> [Task objective]:
The entries need to be copied exactly.

> [Collection entries]:
============================================================

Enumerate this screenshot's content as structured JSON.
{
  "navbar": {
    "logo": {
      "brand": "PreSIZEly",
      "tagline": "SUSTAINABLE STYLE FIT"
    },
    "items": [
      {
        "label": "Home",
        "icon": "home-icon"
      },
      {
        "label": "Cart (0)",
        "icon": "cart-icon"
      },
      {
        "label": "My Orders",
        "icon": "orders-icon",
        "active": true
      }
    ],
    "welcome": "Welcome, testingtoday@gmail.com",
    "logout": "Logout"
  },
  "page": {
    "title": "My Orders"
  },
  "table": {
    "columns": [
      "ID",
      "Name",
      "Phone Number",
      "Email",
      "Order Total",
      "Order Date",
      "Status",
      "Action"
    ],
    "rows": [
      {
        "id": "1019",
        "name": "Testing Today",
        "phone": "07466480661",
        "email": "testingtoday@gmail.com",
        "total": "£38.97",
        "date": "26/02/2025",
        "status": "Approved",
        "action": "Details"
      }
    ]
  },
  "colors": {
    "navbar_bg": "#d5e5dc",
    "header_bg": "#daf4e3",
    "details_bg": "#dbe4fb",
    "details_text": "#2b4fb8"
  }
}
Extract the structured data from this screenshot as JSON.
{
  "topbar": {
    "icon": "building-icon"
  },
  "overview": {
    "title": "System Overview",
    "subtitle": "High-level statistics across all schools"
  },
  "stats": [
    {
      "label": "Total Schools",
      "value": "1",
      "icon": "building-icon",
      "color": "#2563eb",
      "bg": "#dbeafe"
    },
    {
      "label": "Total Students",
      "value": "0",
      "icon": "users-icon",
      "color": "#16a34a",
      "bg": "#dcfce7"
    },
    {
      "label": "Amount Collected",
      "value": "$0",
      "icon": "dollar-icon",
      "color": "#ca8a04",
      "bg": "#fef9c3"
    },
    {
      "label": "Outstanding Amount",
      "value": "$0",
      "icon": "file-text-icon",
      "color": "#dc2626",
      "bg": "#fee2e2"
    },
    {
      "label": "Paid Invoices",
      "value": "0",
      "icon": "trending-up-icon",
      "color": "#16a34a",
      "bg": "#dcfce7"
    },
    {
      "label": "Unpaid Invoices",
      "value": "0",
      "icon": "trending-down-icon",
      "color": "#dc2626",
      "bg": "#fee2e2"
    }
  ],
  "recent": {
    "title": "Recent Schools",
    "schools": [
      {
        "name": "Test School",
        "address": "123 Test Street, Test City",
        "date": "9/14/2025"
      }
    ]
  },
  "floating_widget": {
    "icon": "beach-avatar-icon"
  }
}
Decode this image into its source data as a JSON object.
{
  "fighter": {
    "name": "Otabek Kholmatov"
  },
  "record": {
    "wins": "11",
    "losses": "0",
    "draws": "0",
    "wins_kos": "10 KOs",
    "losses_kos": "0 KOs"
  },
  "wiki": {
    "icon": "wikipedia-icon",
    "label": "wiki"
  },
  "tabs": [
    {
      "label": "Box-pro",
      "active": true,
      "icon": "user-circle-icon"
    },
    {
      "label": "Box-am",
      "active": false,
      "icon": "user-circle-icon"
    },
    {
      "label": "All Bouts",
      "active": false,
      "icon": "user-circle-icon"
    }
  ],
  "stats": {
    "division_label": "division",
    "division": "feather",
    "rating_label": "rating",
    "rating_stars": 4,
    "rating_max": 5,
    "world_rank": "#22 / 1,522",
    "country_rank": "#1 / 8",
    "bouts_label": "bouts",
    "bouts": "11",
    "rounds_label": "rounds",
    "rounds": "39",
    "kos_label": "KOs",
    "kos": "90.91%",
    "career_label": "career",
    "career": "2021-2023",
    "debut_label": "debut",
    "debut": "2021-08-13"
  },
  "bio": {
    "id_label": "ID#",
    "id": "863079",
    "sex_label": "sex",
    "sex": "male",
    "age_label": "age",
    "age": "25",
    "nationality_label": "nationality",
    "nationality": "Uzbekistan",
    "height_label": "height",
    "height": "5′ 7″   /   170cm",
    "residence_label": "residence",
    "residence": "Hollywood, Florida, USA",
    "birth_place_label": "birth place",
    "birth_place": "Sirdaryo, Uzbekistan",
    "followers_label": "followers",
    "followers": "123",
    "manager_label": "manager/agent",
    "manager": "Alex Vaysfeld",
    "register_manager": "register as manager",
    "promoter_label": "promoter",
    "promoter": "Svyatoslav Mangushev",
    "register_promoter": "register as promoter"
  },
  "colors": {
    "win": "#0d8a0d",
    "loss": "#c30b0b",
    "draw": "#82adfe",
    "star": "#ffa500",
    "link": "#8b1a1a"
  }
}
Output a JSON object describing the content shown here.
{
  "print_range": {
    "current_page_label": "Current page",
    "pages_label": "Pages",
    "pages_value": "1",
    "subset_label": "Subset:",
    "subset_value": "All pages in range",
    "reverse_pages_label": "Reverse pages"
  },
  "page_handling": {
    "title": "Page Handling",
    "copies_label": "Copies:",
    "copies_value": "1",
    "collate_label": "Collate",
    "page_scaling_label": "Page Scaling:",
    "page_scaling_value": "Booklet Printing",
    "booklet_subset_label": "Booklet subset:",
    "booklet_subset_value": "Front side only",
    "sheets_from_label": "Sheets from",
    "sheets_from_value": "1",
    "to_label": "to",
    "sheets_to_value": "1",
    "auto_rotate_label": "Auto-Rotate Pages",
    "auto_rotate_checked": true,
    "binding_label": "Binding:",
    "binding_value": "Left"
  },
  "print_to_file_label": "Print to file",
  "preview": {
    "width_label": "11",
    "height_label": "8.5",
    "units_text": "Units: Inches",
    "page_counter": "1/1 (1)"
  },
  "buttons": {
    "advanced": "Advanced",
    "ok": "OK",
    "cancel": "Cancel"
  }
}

============================================================

> [Task response]:
Enumerate this screenshot's content as structured JSON.
{
  "navbar": {
    "logo": {
      "brand": "PreSIZEly",
      "tagline": "SUSTAINABLE STYLE FIT"
    },
    "items": [
      {
        "label": "Home",
        "icon": "home-icon"
      },
      {
        "label": "Cart (0)",
        "icon": "cart-icon"
      },
      {
        "label": "My Orders",
        "icon": "orders-icon",
        "active": true
      }
    ],
    "welcome": "Welcome, testingtoday@gmail.com",
    "logout": "Logout"
  },
  "page": {
    "title": "My Orders"
  },
  "table": {
    "columns": [
      "ID",
      "Name",
      "Phone Number",
      "Email",
      "Order Total",
      "Order Date",
      "Status",
      "Action"
    ],
    "rows": [
      {
        "id": "1019",
        "name": "Testing Today",
        "phone": "07466480661",
        "email": "testingtoday@gmail.com",
        "total": "£38.97",
        "date": "26/02/2025",
        "status": "Approved",
        "action": "Details"
      }
    ]
  },
  "colors": {
    "navbar_bg": "#d5e5dc",
    "header_bg": "#daf4e3",
    "details_bg": "#dbe4fb",
    "details_text": "#2b4fb8"
  }
}
Extract the structured data from this screenshot as JSON.
{
  "topbar": {
    "icon": "building-icon"
  },
  "overview": {
    "title": "System Overview",
    "subtitle": "High-level statistics across all schools"
  },
  "stats": [
    {
      "label": "Total Schools",
      "value": "1",
      "icon": "building-icon",
      "color": "#2563eb",
      "bg": "#dbeafe"
    },
    {
      "label": "Total Students",
      "value": "0",
      "icon": "users-icon",
      "color": "#16a34a",
      "bg": "#dcfce7"
    },
    {
      "label": "Amount Collected",
      "value": "$0",
      "icon": "dollar-icon",
      "color": "#ca8a04",
      "bg": "#fef9c3"
    },
    {
      "label": "Outstanding Amount",
      "value": "$0",
      "icon": "file-text-icon",
      "color": "#dc2626",
      "bg": "#fee2e2"
    },
    {
      "label": "Paid Invoices",
      "value": "0",
      "icon": "trending-up-icon",
      "color": "#16a34a",
      "bg": "#dcfce7"
    },
    {
      "label": "Unpaid Invoices",
      "value": "0",
      "icon": "trending-down-icon",
      "color": "#dc2626",
      "bg": "#fee2e2"
    }
  ],
  "recent": {
    "title": "Recent Schools",
    "schools": [
      {
        "name": "Test School",
        "address": "123 Test Street, Test City",
        "date": "9/14/2025"
      }
    ]
  },
  "floating_widget": {
    "icon": "beach-avatar-icon"
  }
}
Decode this image into its source data as a JSON object.
{
  "fighter": {
    "name": "Otabek Kholmatov"
  },
  "record": {
    "wins": "11",
    "losses": "0",
    "draws": "0",
    "wins_kos": "10 KOs",
    "losses_kos": "0 KOs"
  },
  "wiki": {
    "icon": "wikipedia-icon",
    "label": "wiki"
  },
  "tabs": [
    {
      "label": "Box-pro",
      "active": true,
      "icon": "user-circle-icon"
    },
    {
      "label": "Box-am",
      "active": false,
      "icon": "user-circle-icon"
    },
    {
      "label": "All Bouts",
      "active": false,
      "icon": "user-circle-icon"
    }
  ],
  "stats": {
    "division_label": "division",
    "division": "feather",
    "rating_label": "rating",
    "rating_stars": 4,
    "rating_max": 5,
    "world_rank": "#22 / 1,522",
    "country_rank": "#1 / 8",
    "bouts_label": "bouts",
    "bouts": "11",
    "rounds_label": "rounds",
    "rounds": "39",
    "kos_label": "KOs",
    "kos": "90.91%",
    "career_label": "career",
    "career": "2021-2023",
    "debut_label": "debut",
    "debut": "2021-08-13"
  },
  "bio": {
    "id_label": "ID#",
    "id": "863079",
    "sex_label": "sex",
    "sex": "male",
    "age_label": "age",
    "age": "25",
    "nationality_label": "nationality",
    "nationality": "Uzbekistan",
    "height_label": "height",
    "height": "5′ 7″   /   170cm",
    "residence_label": "residence",
    "residence": "Hollywood, Florida, USA",
    "birth_place_label": "birth place",
    "birth_place": "Sirdaryo, Uzbekistan",
    "followers_label": "followers",
    "followers": "123",
    "manager_label": "manager/agent",
    "manager": "Alex Vaysfeld",
    "register_manager": "register as manager",
    "promoter_label": "promoter",
    "promoter": "Svyatoslav Mangushev",
    "register_promoter": "register as promoter"
  },
  "colors": {
    "win": "#0d8a0d",
    "loss": "#c30b0b",
    "draw": "#82adfe",
    "star": "#ffa500",
    "link": "#8b1a1a"
  }
}
Output a JSON object describing the content shown here.
{
  "print_range": {
    "current_page_label": "Current page",
    "pages_label": "Pages",
    "pages_value": "1",
    "subset_label": "Subset:",
    "subset_value": "All pages in range",
    "reverse_pages_label": "Reverse pages"
  },
  "page_handling": {
    "title": "Page Handling",
    "copies_label": "Copies:",
    "copies_value": "1",
    "collate_label": "Collate",
    "page_scaling_label": "Page Scaling:",
    "page_scaling_value": "Booklet Printing",
    "booklet_subset_label": "Booklet subset:",
    "booklet_subset_value": "Front side only",
    "sheets_from_label": "Sheets from",
    "sheets_from_value": "1",
    "to_label": "to",
    "sheets_to_value": "1",
    "auto_rotate_label": "Auto-Rotate Pages",
    "auto_rotate_checked": true,
    "binding_label": "Binding:",
    "binding_value": "Left"
  },
  "print_to_file_label": "Print to file",
  "preview": {
    "width_label": "11",
    "height_label": "8.5",
    "units_text": "Units: Inches",
    "page_counter": "1/1 (1)"
  },
  "buttons": {
    "advanced": "Advanced",
    "ok": "OK",
    "cancel": "Cancel"
  }
}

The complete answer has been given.